Entries supplied:
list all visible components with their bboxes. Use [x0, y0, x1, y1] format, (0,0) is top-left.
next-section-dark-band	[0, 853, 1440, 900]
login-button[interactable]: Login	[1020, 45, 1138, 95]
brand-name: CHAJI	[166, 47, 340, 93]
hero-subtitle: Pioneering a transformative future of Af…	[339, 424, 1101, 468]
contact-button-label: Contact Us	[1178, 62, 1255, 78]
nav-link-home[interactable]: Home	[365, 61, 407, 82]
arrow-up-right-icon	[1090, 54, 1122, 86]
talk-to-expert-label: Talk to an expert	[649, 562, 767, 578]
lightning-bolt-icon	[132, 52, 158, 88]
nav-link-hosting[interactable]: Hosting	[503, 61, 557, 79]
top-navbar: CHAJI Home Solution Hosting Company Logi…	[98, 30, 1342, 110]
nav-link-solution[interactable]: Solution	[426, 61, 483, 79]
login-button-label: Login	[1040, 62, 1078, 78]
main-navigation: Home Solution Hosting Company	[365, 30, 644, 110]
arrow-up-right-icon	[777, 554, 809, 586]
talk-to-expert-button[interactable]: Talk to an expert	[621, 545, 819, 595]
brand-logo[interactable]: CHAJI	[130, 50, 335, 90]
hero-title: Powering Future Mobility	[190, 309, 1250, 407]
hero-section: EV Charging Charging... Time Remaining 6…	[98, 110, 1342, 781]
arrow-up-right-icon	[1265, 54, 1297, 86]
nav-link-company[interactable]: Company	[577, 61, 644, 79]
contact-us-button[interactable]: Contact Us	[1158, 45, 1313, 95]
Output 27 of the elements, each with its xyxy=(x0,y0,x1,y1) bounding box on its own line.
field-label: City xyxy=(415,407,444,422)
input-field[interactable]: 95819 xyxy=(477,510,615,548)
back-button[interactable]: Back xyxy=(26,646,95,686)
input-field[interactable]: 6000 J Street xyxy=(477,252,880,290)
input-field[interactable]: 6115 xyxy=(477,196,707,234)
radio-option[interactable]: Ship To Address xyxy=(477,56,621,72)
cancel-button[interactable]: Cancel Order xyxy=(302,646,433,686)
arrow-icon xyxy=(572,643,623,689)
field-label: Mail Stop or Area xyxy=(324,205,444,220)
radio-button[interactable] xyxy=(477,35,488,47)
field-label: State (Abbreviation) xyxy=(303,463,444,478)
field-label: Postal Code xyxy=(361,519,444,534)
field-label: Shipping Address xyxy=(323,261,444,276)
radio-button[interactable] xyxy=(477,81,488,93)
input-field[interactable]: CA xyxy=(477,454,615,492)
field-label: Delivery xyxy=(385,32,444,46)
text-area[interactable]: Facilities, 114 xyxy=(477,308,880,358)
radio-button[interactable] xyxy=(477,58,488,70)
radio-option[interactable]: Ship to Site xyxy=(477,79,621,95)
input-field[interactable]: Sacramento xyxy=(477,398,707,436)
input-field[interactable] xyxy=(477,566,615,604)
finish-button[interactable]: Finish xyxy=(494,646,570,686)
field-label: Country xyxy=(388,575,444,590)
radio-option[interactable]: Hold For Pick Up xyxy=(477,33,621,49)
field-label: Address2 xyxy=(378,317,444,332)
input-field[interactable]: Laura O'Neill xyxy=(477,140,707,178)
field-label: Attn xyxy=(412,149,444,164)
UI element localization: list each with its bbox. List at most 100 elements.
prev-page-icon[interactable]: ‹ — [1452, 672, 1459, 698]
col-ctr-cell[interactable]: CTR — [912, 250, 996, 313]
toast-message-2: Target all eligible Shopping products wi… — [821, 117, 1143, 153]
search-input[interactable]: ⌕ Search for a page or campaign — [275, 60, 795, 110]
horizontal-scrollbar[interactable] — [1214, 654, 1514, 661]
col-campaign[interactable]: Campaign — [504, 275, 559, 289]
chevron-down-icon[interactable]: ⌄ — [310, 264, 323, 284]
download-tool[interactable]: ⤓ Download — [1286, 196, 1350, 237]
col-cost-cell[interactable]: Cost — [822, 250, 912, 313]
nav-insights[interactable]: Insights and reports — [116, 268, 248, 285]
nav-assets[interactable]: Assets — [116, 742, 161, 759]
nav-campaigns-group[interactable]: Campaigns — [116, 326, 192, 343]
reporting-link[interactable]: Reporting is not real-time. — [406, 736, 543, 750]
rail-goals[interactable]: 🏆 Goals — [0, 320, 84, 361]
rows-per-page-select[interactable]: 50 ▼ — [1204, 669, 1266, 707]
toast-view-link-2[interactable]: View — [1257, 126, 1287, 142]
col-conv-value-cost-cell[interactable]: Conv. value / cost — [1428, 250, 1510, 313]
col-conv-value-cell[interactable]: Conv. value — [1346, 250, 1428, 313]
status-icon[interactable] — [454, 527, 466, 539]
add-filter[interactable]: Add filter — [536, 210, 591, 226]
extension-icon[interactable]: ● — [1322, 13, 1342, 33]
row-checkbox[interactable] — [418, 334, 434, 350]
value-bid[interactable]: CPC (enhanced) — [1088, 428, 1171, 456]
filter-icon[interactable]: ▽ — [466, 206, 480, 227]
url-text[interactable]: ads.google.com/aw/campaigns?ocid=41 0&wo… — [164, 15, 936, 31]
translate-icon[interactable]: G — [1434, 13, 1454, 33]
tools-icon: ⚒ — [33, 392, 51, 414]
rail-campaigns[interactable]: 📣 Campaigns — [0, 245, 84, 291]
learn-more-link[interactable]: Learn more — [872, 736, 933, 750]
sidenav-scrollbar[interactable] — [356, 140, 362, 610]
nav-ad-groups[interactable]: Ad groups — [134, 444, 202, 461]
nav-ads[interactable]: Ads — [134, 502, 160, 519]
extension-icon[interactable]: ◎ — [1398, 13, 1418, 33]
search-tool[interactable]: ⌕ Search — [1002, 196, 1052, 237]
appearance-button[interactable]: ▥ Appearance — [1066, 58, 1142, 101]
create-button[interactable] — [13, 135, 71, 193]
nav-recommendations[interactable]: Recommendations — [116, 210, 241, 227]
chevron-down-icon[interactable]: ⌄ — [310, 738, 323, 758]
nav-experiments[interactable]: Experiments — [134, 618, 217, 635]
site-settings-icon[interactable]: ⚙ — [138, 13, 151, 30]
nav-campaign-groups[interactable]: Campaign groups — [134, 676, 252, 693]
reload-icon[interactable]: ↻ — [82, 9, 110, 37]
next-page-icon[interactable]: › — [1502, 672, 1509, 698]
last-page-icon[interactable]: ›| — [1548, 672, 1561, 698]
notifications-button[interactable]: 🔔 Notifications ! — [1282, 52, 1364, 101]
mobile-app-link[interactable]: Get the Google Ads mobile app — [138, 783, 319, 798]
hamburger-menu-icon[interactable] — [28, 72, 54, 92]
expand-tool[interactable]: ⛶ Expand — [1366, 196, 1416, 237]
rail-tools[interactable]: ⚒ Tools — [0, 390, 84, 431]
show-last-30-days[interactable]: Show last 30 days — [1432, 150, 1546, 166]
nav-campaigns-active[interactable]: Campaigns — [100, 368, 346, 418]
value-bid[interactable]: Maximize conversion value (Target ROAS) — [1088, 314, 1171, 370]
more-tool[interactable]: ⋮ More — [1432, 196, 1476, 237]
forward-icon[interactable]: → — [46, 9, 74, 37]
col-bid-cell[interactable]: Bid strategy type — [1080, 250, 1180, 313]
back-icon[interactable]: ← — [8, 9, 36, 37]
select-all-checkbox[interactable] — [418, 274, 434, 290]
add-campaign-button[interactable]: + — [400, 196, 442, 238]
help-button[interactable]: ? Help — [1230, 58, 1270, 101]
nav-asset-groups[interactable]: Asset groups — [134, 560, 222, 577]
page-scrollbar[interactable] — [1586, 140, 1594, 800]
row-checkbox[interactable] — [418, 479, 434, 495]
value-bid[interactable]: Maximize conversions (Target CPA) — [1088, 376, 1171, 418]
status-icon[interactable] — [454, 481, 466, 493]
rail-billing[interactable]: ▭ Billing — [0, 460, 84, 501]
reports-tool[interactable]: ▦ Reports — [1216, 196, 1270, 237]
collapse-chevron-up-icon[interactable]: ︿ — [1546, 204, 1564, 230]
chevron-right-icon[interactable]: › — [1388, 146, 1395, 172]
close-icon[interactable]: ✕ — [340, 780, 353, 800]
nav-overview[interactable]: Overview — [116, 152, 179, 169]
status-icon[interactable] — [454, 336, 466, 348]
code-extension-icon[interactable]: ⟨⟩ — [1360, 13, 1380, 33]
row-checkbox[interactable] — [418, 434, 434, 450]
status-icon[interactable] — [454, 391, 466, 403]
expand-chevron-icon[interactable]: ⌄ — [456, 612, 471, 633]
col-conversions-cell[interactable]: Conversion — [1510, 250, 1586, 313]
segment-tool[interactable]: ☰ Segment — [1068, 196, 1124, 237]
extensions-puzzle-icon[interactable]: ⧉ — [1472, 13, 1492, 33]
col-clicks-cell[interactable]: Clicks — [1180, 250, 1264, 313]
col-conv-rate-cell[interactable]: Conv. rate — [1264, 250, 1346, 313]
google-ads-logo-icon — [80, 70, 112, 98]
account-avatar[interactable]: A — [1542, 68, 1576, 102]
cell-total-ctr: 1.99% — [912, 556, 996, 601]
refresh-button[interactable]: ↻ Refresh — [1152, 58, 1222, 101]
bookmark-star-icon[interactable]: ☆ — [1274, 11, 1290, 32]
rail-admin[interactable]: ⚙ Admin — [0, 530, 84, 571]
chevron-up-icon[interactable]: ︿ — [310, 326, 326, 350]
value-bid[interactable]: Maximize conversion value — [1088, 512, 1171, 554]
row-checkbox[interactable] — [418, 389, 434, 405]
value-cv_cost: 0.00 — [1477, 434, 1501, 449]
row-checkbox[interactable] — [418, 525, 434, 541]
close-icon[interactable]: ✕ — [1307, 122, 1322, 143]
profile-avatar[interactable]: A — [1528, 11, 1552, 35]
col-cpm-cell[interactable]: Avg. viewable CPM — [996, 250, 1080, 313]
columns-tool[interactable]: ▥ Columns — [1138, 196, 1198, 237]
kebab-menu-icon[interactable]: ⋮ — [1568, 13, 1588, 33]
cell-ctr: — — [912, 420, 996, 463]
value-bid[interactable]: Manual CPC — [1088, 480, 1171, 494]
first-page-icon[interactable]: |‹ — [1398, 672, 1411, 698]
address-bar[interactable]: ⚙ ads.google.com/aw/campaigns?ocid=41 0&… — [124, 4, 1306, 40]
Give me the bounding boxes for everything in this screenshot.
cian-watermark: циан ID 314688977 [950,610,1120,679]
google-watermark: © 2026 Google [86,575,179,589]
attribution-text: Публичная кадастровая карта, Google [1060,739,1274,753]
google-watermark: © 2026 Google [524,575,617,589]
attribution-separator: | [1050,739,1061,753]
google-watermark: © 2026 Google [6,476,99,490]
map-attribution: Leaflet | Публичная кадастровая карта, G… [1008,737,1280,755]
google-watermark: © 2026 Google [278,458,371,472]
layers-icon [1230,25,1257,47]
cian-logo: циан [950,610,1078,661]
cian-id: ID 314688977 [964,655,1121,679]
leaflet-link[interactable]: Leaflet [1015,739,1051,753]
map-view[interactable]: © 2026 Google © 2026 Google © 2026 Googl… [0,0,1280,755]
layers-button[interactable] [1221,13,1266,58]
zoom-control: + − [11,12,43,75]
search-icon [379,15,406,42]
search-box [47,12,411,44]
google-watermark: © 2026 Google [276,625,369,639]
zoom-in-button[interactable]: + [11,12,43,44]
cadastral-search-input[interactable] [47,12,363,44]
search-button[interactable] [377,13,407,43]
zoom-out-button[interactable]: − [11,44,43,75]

Exercise prompt:
Reproduce word for word the part of the items that opens with their first line and closes with the line containing "field-label: Shipping Address", including both of those lines.

Output of the task:
list all visible components with their bboxes. Use [x0, y0, x1, y1] format, (0,0) is top-left.
next-section-dark-band	[0, 853, 1440, 900]
login-button[interactable]: Login	[1020, 45, 1138, 95]
brand-name: CHAJI	[166, 47, 340, 93]
hero-subtitle: Pioneering a transformative future of Af…	[339, 424, 1101, 468]
contact-button-label: Contact Us	[1178, 62, 1255, 78]
nav-link-home[interactable]: Home	[365, 61, 407, 82]
arrow-up-right-icon	[1090, 54, 1122, 86]
talk-to-expert-label: Talk to an expert	[649, 562, 767, 578]
lightning-bolt-icon	[132, 52, 158, 88]
nav-link-hosting[interactable]: Hosting	[503, 61, 557, 79]
top-navbar: CHAJI Home Solution Hosting Company Logi…	[98, 30, 1342, 110]
nav-link-solution[interactable]: Solution	[426, 61, 483, 79]
login-button-label: Login	[1040, 62, 1078, 78]
main-navigation: Home Solution Hosting Company	[365, 30, 644, 110]
arrow-up-right-icon	[777, 554, 809, 586]
talk-to-expert-button[interactable]: Talk to an expert	[621, 545, 819, 595]
brand-logo[interactable]: CHAJI	[130, 50, 335, 90]
hero-title: Powering Future Mobility	[190, 309, 1250, 407]
hero-section: EV Charging Charging... Time Remaining 6…	[98, 110, 1342, 781]
arrow-up-right-icon	[1265, 54, 1297, 86]
nav-link-company[interactable]: Company	[577, 61, 644, 79]
contact-us-button[interactable]: Contact Us	[1158, 45, 1313, 95]
Output 27 of the elements, each with its xyxy=(x0,y0,x1,y1) bounding box on its own line.
field-label: City xyxy=(415,407,444,422)
input-field[interactable]: 95819 xyxy=(477,510,615,548)
back-button[interactable]: Back xyxy=(26,646,95,686)
input-field[interactable]: 6000 J Street xyxy=(477,252,880,290)
input-field[interactable]: 6115 xyxy=(477,196,707,234)
radio-option[interactable]: Ship To Address xyxy=(477,56,621,72)
cancel-button[interactable]: Cancel Order xyxy=(302,646,433,686)
arrow-icon xyxy=(572,643,623,689)
field-label: Mail Stop or Area xyxy=(324,205,444,220)
radio-button[interactable] xyxy=(477,35,488,47)
field-label: State (Abbreviation) xyxy=(303,463,444,478)
field-label: Postal Code xyxy=(361,519,444,534)
field-label: Shipping Address xyxy=(323,261,444,276)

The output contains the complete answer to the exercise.